### DATASET EXTRACT

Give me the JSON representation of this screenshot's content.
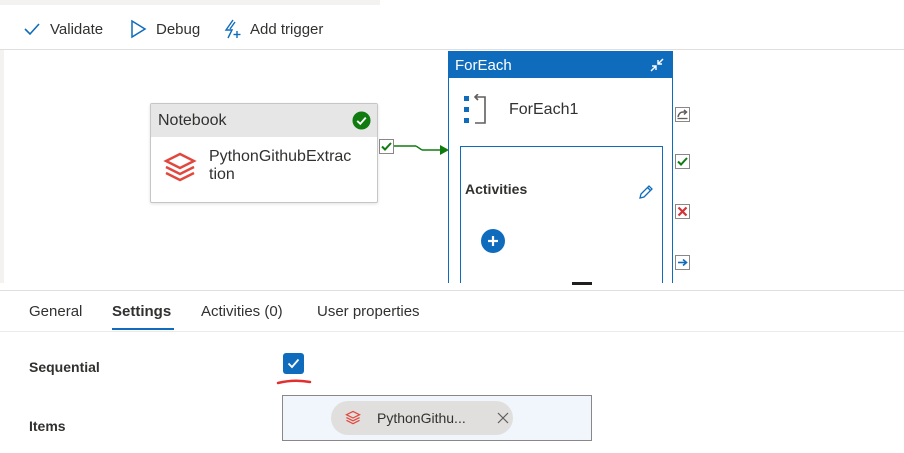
{
  "toolbar": {
    "validate_label": "Validate",
    "debug_label": "Debug",
    "add_trigger_label": "Add trigger"
  },
  "canvas": {
    "notebook": {
      "type_label": "Notebook",
      "name": "PythonGithubExtrac tion",
      "status": "succeeded"
    },
    "foreach": {
      "type_label": "ForEach",
      "name": "ForEach1",
      "inner_title": "Activities"
    }
  },
  "tabs": [
    {
      "label": "General",
      "active": false
    },
    {
      "label": "Settings",
      "active": true
    },
    {
      "label": "Activities (0)",
      "active": false
    },
    {
      "label": "User properties",
      "active": false
    }
  ],
  "settings": {
    "sequential_label": "Sequential",
    "sequential_checked": true,
    "items_label": "Items",
    "items_chip": "PythonGithu..."
  },
  "colors": {
    "accent": "#0f6cbd",
    "success": "#107c10",
    "error": "#d13438",
    "databricks": "#e2473d"
  },
  "icons": [
    "check-icon",
    "play-icon",
    "trigger-icon",
    "success-icon",
    "databricks-icon",
    "collapse-icon",
    "foreach-icon",
    "pencil-icon",
    "plus-icon",
    "skip-icon",
    "completion-icon",
    "failure-icon",
    "arrow-right-icon",
    "close-icon"
  ]
}
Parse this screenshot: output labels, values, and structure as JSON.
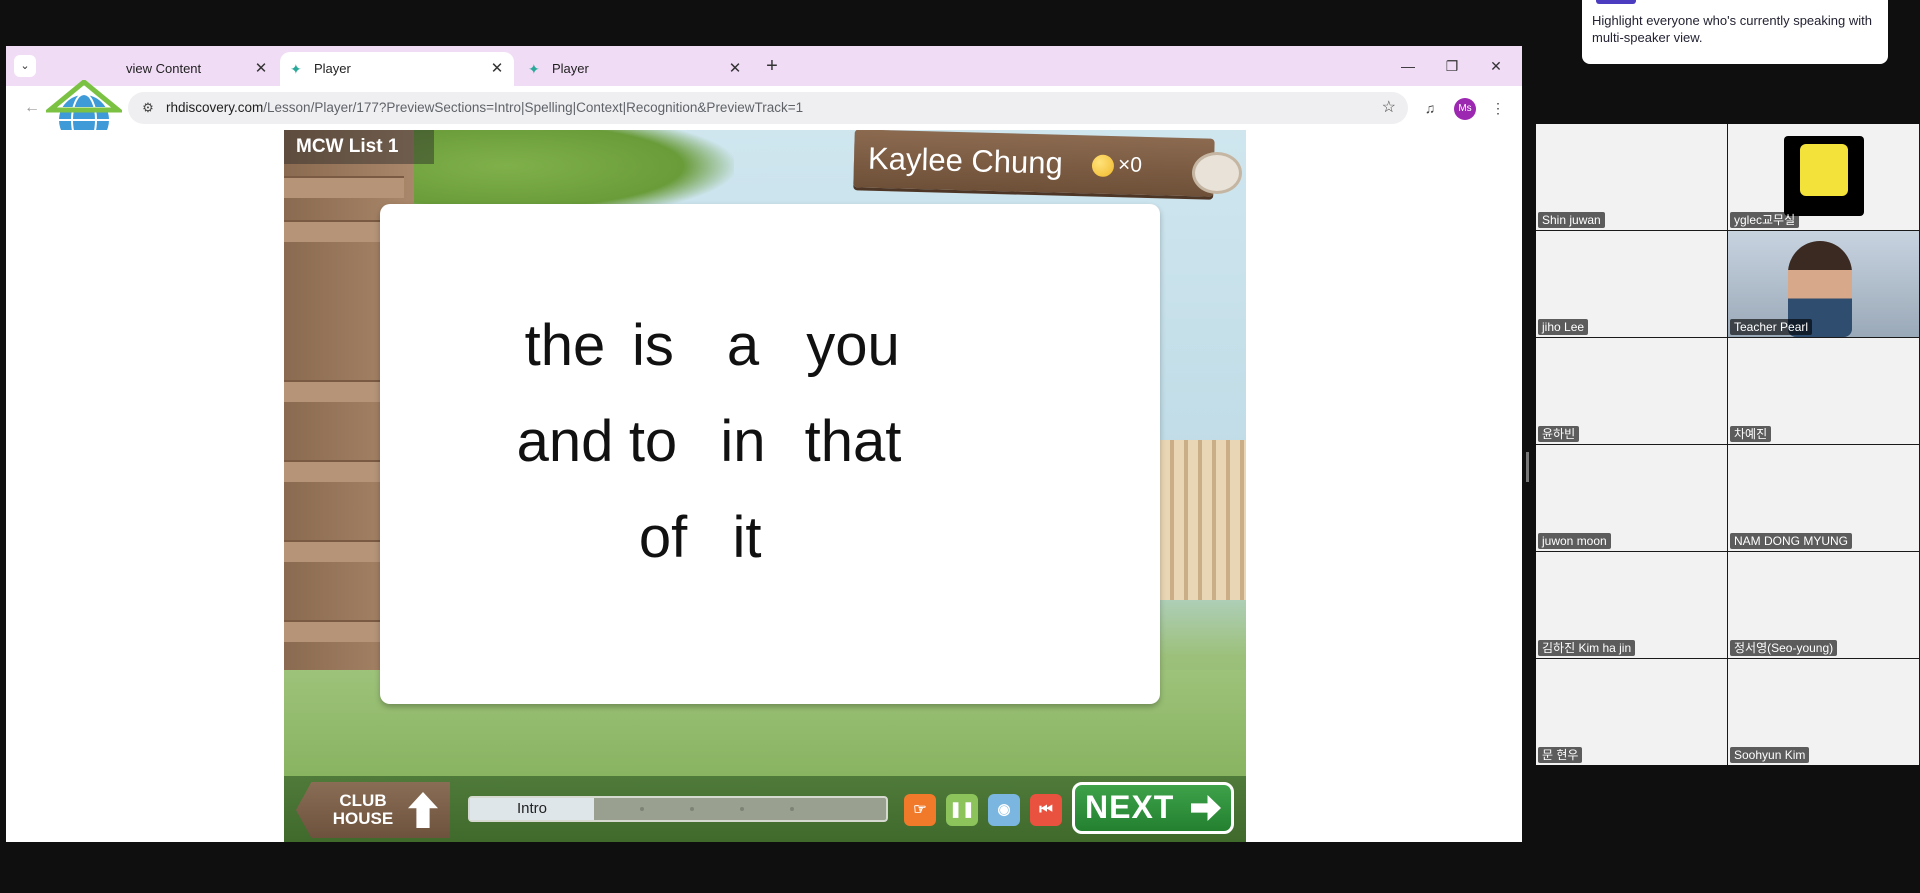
{
  "browser": {
    "tabs": [
      {
        "title": "view Content",
        "active": false
      },
      {
        "title": "Player",
        "active": true
      },
      {
        "title": "Player",
        "active": false
      }
    ],
    "url_host": "rhdiscovery.com",
    "url_path": "/Lesson/Player/177?PreviewSections=Intro|Spelling|Context|Recognition&PreviewTrack=1",
    "profile_initials": "Ms"
  },
  "game": {
    "lesson_title": "MCW List 1",
    "student_name": "Kaylee Chung",
    "coin_count": "×0",
    "words": [
      "the",
      "is",
      "a",
      "you",
      "and",
      "to",
      "in",
      "that",
      "of",
      "it"
    ],
    "clubhouse_line1": "CLUB",
    "clubhouse_line2": "HOUSE",
    "progress_section": "Intro",
    "next_label": "NEXT"
  },
  "meeting": {
    "notice": "Highlight everyone who's currently speaking with multi-speaker view.",
    "participants": [
      "Shin juwan",
      "yglec교무실",
      "jiho Lee",
      "Teacher Pearl",
      "윤하빈",
      "차예진",
      "juwon moon",
      "NAM DONG MYUNG",
      "김하진 Kim ha jin",
      "정서영(Seo-young)",
      "문 현우",
      "Soohyun Kim"
    ]
  },
  "colors": {
    "tabbar": "#f1dcf6",
    "speaking_outline": "#23d959",
    "next_button": "#2e9a3d"
  }
}
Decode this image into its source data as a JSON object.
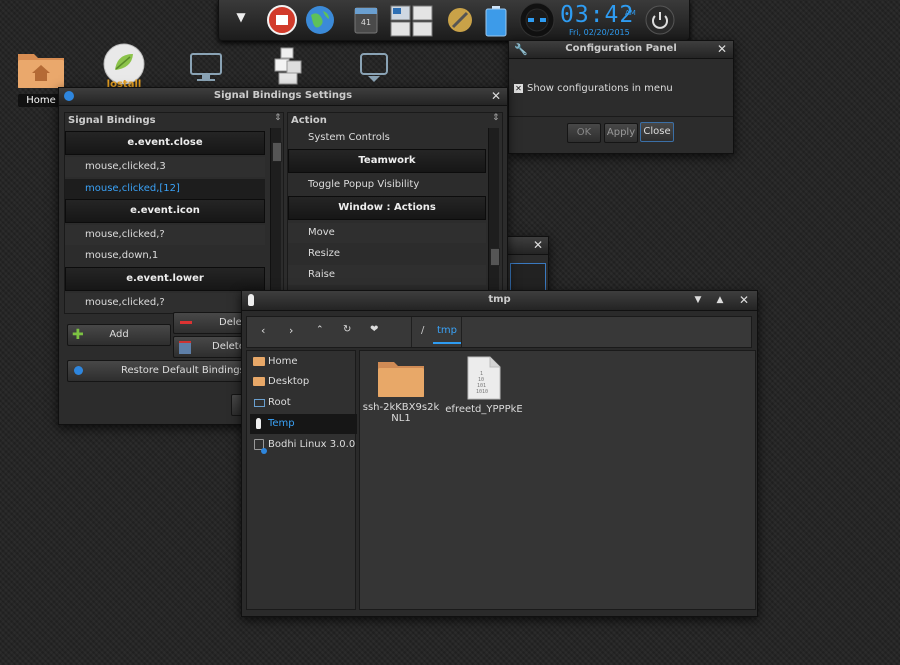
{
  "desktop": {
    "icons": [
      {
        "label": "Home",
        "icon": "home-folder-icon"
      },
      {
        "label": "",
        "icon": "lostall-icon",
        "caption": "lostall"
      },
      {
        "label": "",
        "icon": "monitor-icon"
      },
      {
        "label": "",
        "icon": "boxes-icon"
      },
      {
        "label": "",
        "icon": "drive-icon"
      }
    ]
  },
  "shelf": {
    "time": "03:42",
    "ampm": "AM",
    "date": "Fri, 02/20/2015",
    "calendar_day": "41"
  },
  "config_panel": {
    "title": "Configuration Panel",
    "checkbox_label": "Show configurations in menu",
    "checkbox_checked": true,
    "ok": "OK",
    "apply": "Apply",
    "close": "Close"
  },
  "signal_bindings": {
    "title": "Signal Bindings Settings",
    "left_header": "Signal Bindings",
    "right_header": "Action",
    "bindings": [
      {
        "type": "header",
        "text": "e.event.close"
      },
      {
        "type": "row",
        "text": "mouse,clicked,3",
        "selected": false
      },
      {
        "type": "row",
        "text": "mouse,clicked,[12]",
        "selected": true
      },
      {
        "type": "header",
        "text": "e.event.icon"
      },
      {
        "type": "row",
        "text": "mouse,clicked,?",
        "selected": false
      },
      {
        "type": "row",
        "text": "mouse,down,1",
        "selected": false
      },
      {
        "type": "header",
        "text": "e.event.lower"
      },
      {
        "type": "row",
        "text": "mouse,clicked,?",
        "selected": false
      }
    ],
    "actions": [
      {
        "type": "row",
        "text": "System Controls"
      },
      {
        "type": "header",
        "text": "Teamwork"
      },
      {
        "type": "row",
        "text": "Toggle Popup Visibility"
      },
      {
        "type": "header",
        "text": "Window : Actions"
      },
      {
        "type": "row",
        "text": "Move"
      },
      {
        "type": "row",
        "text": "Resize"
      },
      {
        "type": "row",
        "text": "Raise"
      }
    ],
    "add_button": "Add",
    "delete_button_1": "Dele",
    "delete_button_2": "Delete",
    "restore_button": "Restore Default Bindings"
  },
  "file_manager": {
    "title": "tmp",
    "path_sep": "/",
    "path_segment": "tmp",
    "sidebar": [
      {
        "label": "Home",
        "icon": "home-folder-icon",
        "active": false
      },
      {
        "label": "Desktop",
        "icon": "desktop-folder-icon",
        "active": false
      },
      {
        "label": "Root",
        "icon": "root-drive-icon",
        "active": false
      },
      {
        "label": "Temp",
        "icon": "temp-icon",
        "active": true
      },
      {
        "label": "Bodhi Linux 3.0.0",
        "icon": "disk-icon",
        "active": false
      }
    ],
    "files": [
      {
        "name_line1": "ssh-2kKBX9s2k",
        "name_line2": "NL1",
        "icon": "folder-icon"
      },
      {
        "name_line1": "efreetd_YPPPkE",
        "name_line2": "",
        "icon": "binary-file-icon"
      }
    ]
  },
  "colors": {
    "accent": "#2e9cf2",
    "folder": "#e8a868",
    "selected_text": "#3aa2f7"
  }
}
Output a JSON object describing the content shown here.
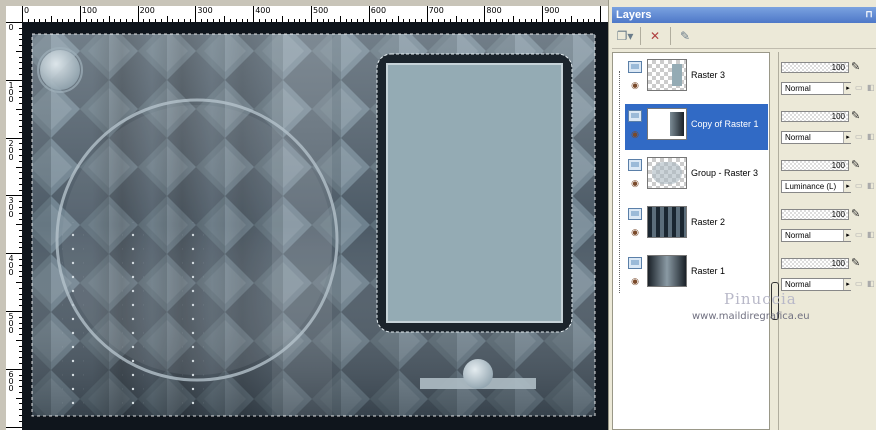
{
  "ruler": {
    "h_labels": [
      "0",
      "100",
      "200",
      "300",
      "400",
      "500",
      "600",
      "700",
      "800",
      "900"
    ],
    "v_labels": [
      "0",
      "1 0 0",
      "2 0 0",
      "3 0 0",
      "4 0 0",
      "5 0 0",
      "6 0 0"
    ]
  },
  "layers_panel": {
    "title": "Layers",
    "layers": [
      {
        "name": "Raster 3",
        "opacity": "100",
        "blend": "Normal",
        "selected": false,
        "thumb": "raster3"
      },
      {
        "name": "Copy of Raster 1",
        "opacity": "100",
        "blend": "Normal",
        "selected": true,
        "thumb": "copy"
      },
      {
        "name": "Group - Raster 3",
        "opacity": "100",
        "blend": "Luminance (L)",
        "selected": false,
        "thumb": "group"
      },
      {
        "name": "Raster 2",
        "opacity": "100",
        "blend": "Normal",
        "selected": false,
        "thumb": "raster2"
      },
      {
        "name": "Raster 1",
        "opacity": "100",
        "blend": "Normal",
        "selected": false,
        "thumb": "raster1"
      }
    ]
  },
  "watermark": {
    "name": "Pinuccia",
    "url": "www.maildiregrafica.eu"
  },
  "colors": {
    "selection": "#316ac5",
    "title_bar": "#4e78c8",
    "frame_blue_gray": "#94abb4"
  },
  "icons": {
    "pin": "pin-icon",
    "new_layer": "new-layer-icon",
    "delete_layer": "delete-layer-icon",
    "edit_selection": "edit-selection-icon",
    "visibility": "visibility-toggle-icon",
    "eye": "eye-icon",
    "brush": "paintbrush-icon",
    "lock": "lock-icon",
    "mask": "mask-icon"
  }
}
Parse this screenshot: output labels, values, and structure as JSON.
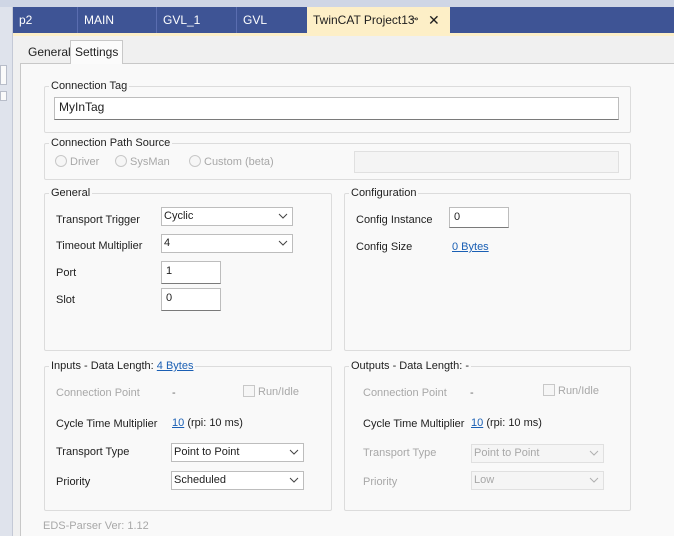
{
  "doc_tabs": [
    {
      "label": "p2"
    },
    {
      "label": "MAIN"
    },
    {
      "label": "GVL_1"
    },
    {
      "label": "GVL"
    },
    {
      "label": "TwinCAT Project13",
      "pin": "⊸",
      "close": "✕",
      "active": true
    }
  ],
  "page_tabs": {
    "general": "General",
    "settings": "Settings"
  },
  "connection_tag": {
    "title": "Connection Tag",
    "value": "MyInTag"
  },
  "connection_path": {
    "title": "Connection Path Source",
    "options": [
      "Driver",
      "SysMan",
      "Custom (beta)"
    ],
    "value": ""
  },
  "general": {
    "title": "General",
    "transport_trigger": {
      "label": "Transport Trigger",
      "value": "Cyclic"
    },
    "timeout_multiplier": {
      "label": "Timeout Multiplier",
      "value": "4"
    },
    "port": {
      "label": "Port",
      "value": "1"
    },
    "slot": {
      "label": "Slot",
      "value": "0"
    }
  },
  "configuration": {
    "title": "Configuration",
    "config_instance": {
      "label": "Config Instance",
      "value": "0"
    },
    "config_size": {
      "label": "Config Size",
      "value": "0 Bytes"
    }
  },
  "inputs": {
    "title_prefix": "Inputs - Data Length:",
    "data_length": "4 Bytes",
    "connection_point": {
      "label": "Connection Point",
      "value": "-"
    },
    "run_idle": "Run/Idle",
    "cycle_time_multiplier": {
      "label": "Cycle Time Multiplier",
      "value": "10",
      "rpi": "(rpi: 10 ms)"
    },
    "transport_type": {
      "label": "Transport Type",
      "value": "Point to Point"
    },
    "priority": {
      "label": "Priority",
      "value": "Scheduled"
    }
  },
  "outputs": {
    "title": "Outputs - Data Length: -",
    "connection_point": {
      "label": "Connection Point",
      "value": "-"
    },
    "run_idle": "Run/Idle",
    "cycle_time_multiplier": {
      "label": "Cycle Time Multiplier",
      "value": "10",
      "rpi": "(rpi: 10 ms)"
    },
    "transport_type": {
      "label": "Transport Type",
      "value": "Point to Point"
    },
    "priority": {
      "label": "Priority",
      "value": "Low"
    }
  },
  "footer": {
    "version": "EDS-Parser Ver: 1.12"
  },
  "colors": {
    "tab_bar": "#3e5495",
    "active_tab": "#fdefc7",
    "link": "#1a5fb4"
  }
}
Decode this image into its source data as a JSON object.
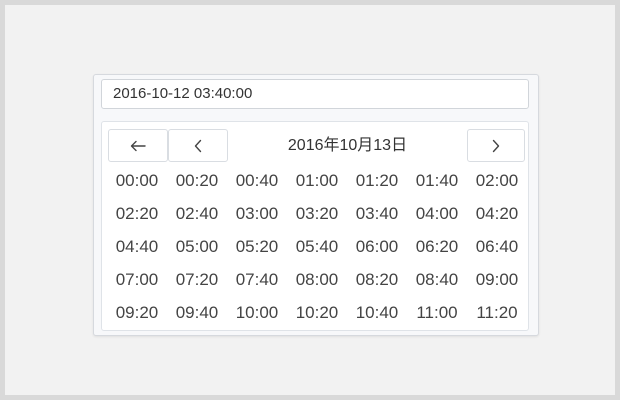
{
  "input": {
    "value": "2016-10-12 03:40:00"
  },
  "picker": {
    "header": {
      "title": "2016年10月13日",
      "back_icon": "arrow-left-icon",
      "prev_icon": "chevron-left-icon",
      "next_icon": "chevron-right-icon"
    },
    "times": [
      "00:00",
      "00:20",
      "00:40",
      "01:00",
      "01:20",
      "01:40",
      "02:00",
      "02:20",
      "02:40",
      "03:00",
      "03:20",
      "03:40",
      "04:00",
      "04:20",
      "04:40",
      "05:00",
      "05:20",
      "05:40",
      "06:00",
      "06:20",
      "06:40",
      "07:00",
      "07:20",
      "07:40",
      "08:00",
      "08:20",
      "08:40",
      "09:00",
      "09:20",
      "09:40",
      "10:00",
      "10:20",
      "10:40",
      "11:00",
      "11:20"
    ]
  }
}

######

Find each line holding the word "Activities" and copy it.

      "inner_title": "Activities"
      "label": "Activities (0)",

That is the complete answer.